[Figure contents as structured data]
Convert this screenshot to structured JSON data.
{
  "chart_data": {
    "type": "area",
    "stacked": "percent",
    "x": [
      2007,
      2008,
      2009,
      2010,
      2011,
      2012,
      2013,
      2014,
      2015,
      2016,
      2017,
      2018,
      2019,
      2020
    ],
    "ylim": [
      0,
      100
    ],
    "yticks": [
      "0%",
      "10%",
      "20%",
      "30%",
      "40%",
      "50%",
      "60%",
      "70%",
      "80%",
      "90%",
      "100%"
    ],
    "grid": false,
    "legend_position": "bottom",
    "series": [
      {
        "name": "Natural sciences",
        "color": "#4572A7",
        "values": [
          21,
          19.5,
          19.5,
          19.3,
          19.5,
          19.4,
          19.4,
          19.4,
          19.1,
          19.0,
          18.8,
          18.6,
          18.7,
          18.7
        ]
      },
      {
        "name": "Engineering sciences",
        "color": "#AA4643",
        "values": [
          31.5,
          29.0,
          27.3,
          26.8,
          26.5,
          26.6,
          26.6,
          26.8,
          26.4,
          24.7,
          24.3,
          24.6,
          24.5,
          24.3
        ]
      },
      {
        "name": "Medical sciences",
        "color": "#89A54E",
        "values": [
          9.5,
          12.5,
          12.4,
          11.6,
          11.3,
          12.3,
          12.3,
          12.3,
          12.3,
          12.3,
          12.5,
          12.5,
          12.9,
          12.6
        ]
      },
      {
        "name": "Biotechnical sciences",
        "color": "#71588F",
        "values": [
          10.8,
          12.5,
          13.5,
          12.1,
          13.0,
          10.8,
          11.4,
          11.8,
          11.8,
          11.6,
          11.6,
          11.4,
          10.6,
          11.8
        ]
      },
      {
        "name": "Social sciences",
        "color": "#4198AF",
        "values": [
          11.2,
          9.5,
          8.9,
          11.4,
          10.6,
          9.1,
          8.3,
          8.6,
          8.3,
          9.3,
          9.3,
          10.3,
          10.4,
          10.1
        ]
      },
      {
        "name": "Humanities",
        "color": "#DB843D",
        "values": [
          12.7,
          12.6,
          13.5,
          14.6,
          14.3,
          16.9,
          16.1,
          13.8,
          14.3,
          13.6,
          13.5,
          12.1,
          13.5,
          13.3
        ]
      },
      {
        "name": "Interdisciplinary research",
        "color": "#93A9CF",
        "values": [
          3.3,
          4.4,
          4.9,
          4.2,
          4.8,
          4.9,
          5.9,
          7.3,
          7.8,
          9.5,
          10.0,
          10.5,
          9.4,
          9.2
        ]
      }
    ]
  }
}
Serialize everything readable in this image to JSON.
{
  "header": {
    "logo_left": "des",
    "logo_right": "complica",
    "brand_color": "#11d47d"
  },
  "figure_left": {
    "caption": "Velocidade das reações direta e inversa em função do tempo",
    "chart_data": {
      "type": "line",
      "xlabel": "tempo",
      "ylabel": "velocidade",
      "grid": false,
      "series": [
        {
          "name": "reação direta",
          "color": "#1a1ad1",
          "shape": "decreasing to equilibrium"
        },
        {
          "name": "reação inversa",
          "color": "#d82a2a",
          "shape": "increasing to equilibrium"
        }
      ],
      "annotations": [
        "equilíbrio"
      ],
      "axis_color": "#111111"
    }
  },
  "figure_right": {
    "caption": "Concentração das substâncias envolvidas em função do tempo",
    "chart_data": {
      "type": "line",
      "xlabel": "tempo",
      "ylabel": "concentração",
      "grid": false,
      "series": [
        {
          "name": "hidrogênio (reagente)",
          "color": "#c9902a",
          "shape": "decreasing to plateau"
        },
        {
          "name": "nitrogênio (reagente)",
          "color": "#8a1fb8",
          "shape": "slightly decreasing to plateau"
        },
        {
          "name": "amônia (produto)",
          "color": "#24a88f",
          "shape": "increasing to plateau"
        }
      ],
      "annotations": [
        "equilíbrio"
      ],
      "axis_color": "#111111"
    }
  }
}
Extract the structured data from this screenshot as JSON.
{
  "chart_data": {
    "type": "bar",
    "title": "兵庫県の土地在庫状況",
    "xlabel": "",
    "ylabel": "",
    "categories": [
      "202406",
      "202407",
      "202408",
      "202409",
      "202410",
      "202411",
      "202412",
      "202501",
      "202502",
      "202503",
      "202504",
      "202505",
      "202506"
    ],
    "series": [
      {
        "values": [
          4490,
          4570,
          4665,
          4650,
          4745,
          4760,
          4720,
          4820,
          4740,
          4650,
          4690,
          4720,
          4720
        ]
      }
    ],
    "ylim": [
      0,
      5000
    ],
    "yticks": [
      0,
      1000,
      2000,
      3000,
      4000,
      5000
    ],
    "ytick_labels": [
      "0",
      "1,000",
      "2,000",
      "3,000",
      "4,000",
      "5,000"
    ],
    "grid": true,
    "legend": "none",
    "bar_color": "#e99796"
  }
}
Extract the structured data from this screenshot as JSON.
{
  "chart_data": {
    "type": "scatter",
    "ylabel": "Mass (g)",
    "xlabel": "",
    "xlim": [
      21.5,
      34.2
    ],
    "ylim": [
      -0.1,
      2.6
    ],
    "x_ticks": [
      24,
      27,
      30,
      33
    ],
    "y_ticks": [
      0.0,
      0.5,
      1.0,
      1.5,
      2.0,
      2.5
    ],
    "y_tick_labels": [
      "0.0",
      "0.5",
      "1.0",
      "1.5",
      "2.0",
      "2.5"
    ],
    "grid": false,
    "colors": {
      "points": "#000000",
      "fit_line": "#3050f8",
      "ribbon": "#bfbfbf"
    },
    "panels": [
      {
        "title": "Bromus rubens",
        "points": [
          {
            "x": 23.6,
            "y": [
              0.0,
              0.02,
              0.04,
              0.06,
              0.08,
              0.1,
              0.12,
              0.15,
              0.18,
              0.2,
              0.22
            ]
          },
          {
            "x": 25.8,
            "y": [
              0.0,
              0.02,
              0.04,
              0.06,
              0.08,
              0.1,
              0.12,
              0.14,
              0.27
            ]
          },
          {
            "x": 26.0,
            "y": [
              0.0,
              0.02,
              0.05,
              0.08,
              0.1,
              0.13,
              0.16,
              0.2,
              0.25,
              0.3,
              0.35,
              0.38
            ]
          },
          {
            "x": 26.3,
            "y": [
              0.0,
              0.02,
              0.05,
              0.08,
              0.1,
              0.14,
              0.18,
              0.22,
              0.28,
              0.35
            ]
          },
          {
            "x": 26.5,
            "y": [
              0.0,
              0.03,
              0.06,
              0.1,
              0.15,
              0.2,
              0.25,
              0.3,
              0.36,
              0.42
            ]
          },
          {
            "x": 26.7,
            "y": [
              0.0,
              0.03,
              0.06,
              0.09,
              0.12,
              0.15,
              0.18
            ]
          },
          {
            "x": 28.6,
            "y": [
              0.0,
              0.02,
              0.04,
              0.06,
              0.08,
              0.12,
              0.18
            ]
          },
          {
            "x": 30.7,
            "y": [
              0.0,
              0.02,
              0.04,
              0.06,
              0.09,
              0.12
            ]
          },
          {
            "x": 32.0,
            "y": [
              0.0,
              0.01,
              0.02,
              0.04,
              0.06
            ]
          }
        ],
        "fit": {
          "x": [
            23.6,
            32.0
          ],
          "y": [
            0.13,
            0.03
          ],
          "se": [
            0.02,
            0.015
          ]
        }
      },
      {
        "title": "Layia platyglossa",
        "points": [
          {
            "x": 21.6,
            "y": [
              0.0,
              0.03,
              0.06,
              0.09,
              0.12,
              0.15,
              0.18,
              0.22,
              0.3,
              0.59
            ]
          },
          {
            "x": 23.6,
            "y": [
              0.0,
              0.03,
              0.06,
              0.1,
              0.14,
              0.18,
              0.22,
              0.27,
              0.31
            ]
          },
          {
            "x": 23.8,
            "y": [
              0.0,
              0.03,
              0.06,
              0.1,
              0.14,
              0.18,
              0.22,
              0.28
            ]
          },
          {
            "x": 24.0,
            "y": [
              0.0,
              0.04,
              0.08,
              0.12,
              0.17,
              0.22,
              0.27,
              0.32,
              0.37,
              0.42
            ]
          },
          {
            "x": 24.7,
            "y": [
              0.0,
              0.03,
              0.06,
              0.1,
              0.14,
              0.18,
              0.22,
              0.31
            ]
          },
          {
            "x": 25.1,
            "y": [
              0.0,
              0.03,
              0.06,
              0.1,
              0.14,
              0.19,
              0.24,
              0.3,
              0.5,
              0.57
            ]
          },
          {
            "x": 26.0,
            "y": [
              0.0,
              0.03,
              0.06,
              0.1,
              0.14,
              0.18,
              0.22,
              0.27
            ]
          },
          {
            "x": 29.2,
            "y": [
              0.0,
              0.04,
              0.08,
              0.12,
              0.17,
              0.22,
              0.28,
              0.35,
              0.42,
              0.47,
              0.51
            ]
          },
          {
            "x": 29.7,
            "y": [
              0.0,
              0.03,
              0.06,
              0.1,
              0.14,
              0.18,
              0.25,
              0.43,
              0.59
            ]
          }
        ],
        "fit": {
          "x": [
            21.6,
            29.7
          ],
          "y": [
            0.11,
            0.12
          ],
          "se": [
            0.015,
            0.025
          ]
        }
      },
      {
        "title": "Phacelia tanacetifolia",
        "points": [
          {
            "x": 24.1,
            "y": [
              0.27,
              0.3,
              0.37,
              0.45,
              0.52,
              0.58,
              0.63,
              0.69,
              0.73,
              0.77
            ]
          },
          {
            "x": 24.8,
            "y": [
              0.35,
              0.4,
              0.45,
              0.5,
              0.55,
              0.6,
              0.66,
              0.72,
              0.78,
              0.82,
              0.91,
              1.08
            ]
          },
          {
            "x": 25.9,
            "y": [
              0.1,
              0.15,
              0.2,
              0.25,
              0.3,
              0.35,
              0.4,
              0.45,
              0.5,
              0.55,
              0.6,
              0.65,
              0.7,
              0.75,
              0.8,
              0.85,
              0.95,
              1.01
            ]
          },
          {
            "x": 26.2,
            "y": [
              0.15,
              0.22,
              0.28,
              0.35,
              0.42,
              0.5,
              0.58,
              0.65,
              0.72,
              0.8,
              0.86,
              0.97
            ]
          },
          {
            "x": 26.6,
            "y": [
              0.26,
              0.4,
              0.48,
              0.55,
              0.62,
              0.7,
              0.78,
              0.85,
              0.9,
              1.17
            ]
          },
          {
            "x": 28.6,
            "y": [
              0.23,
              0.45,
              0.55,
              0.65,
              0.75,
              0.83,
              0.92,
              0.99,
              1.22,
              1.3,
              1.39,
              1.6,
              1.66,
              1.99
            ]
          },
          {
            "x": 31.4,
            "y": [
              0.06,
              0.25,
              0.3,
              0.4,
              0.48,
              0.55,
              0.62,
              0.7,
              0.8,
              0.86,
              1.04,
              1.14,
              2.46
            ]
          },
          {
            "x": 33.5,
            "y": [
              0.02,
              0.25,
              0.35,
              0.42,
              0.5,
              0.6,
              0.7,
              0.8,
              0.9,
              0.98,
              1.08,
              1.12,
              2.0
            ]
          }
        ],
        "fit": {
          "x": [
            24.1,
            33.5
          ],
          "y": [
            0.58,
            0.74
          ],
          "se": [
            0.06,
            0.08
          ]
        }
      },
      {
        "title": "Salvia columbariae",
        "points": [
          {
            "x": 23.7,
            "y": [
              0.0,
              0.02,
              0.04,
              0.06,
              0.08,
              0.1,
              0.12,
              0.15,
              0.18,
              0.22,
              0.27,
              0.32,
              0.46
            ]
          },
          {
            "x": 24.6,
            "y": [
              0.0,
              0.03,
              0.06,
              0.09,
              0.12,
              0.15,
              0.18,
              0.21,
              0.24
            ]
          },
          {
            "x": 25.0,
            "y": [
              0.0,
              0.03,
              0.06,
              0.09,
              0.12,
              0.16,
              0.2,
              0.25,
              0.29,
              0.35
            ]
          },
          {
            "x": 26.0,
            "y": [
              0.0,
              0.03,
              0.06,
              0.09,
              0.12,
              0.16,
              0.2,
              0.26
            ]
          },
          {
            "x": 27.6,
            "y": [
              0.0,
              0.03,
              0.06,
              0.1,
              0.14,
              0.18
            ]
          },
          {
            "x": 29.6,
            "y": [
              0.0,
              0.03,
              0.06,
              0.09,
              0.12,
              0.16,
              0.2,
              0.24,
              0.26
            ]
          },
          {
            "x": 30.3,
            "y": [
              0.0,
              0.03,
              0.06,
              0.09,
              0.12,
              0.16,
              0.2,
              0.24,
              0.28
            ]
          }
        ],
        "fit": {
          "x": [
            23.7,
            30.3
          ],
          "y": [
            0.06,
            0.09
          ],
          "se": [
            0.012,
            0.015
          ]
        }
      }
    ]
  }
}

- [WRITTEN TASK] Each line with the string "JSON" in it needs to be found and copied.

- [THE SOLUTION]
Convert this screenshot to structured JSON data.
Serialize everything readable in this image to JSON.
Extract the structured data from this screenshot as JSON.
Extract the structured data from this screenshot as JSON.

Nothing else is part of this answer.